_Task brief_
All lines holding the string "Convidado" are to be shown.

_Stored data_
————————

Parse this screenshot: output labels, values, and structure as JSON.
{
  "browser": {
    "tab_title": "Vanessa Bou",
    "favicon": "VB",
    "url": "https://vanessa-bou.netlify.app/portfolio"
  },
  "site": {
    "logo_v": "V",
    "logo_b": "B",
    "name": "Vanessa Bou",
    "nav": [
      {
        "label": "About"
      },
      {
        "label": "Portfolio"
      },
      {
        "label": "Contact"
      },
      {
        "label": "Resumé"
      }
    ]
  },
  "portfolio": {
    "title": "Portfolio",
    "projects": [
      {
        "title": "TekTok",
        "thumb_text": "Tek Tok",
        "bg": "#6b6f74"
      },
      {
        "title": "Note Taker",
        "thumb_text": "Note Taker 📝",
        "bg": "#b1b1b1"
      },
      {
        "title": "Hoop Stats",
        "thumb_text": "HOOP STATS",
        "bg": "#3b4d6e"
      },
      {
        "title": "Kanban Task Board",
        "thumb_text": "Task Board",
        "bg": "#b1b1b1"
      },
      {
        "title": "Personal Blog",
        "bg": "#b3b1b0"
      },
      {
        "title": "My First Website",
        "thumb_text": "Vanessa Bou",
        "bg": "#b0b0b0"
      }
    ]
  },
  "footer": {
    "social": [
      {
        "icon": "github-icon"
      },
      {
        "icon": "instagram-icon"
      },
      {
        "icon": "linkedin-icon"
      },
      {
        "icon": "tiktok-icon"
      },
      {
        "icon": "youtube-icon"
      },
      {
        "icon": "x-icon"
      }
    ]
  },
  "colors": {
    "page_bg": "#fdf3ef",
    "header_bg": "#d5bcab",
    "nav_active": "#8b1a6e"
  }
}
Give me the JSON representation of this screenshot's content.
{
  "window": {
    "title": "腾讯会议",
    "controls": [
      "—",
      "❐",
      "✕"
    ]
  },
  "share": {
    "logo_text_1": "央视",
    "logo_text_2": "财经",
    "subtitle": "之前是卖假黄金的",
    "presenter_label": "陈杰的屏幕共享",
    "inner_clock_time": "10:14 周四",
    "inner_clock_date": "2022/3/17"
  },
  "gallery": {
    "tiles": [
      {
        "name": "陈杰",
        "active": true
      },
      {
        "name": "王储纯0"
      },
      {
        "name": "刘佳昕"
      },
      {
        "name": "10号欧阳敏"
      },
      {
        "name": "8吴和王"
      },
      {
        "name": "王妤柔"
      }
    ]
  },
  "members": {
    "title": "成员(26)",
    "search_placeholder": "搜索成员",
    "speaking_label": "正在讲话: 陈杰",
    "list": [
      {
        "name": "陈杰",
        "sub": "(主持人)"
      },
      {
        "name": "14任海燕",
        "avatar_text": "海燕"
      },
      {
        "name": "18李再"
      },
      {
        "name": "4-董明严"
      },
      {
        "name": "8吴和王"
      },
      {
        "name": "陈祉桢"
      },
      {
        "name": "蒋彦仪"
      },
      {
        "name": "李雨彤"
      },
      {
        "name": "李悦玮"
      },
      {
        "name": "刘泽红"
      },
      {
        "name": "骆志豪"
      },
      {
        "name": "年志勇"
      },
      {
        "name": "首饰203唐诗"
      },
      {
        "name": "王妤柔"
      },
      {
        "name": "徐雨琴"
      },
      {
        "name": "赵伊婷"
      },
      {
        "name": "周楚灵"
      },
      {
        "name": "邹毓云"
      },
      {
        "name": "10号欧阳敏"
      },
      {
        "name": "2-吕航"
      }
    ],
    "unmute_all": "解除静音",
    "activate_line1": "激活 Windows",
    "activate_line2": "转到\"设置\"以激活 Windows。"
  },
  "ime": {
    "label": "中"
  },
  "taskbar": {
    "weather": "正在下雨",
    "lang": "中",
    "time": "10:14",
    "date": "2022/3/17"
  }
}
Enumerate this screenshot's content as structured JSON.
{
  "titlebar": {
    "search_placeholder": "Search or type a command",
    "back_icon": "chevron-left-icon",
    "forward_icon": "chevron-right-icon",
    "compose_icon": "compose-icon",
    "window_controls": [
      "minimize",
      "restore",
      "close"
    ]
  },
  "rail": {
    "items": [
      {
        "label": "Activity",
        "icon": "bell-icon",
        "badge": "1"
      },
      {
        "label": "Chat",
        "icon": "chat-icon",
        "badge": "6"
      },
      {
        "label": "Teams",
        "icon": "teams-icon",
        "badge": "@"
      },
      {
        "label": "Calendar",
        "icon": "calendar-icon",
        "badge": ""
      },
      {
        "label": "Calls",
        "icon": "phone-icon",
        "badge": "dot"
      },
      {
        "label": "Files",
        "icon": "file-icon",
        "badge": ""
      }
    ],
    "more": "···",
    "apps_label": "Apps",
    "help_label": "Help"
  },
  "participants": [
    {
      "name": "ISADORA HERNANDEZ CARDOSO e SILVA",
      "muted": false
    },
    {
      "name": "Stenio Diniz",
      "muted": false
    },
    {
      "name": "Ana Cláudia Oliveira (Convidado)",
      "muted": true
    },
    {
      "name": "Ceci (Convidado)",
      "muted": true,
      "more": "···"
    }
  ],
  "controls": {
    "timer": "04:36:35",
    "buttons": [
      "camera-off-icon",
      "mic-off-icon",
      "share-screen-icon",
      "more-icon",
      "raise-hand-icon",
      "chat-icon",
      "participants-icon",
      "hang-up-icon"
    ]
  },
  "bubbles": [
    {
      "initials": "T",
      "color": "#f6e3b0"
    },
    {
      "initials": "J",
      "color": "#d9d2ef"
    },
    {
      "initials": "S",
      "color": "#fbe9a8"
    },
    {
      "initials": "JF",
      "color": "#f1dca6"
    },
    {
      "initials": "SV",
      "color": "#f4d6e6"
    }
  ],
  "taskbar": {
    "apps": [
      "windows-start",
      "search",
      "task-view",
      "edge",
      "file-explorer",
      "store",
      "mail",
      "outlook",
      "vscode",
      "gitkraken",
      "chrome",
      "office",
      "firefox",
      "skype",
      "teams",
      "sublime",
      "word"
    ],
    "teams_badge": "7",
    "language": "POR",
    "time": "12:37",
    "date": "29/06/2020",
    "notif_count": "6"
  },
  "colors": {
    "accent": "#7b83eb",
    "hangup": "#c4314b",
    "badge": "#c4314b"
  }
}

————————

_Answer_
      "name": "Ana Cláudia Oliveira (Convidado)",
      "name": "Ceci (Convidado)",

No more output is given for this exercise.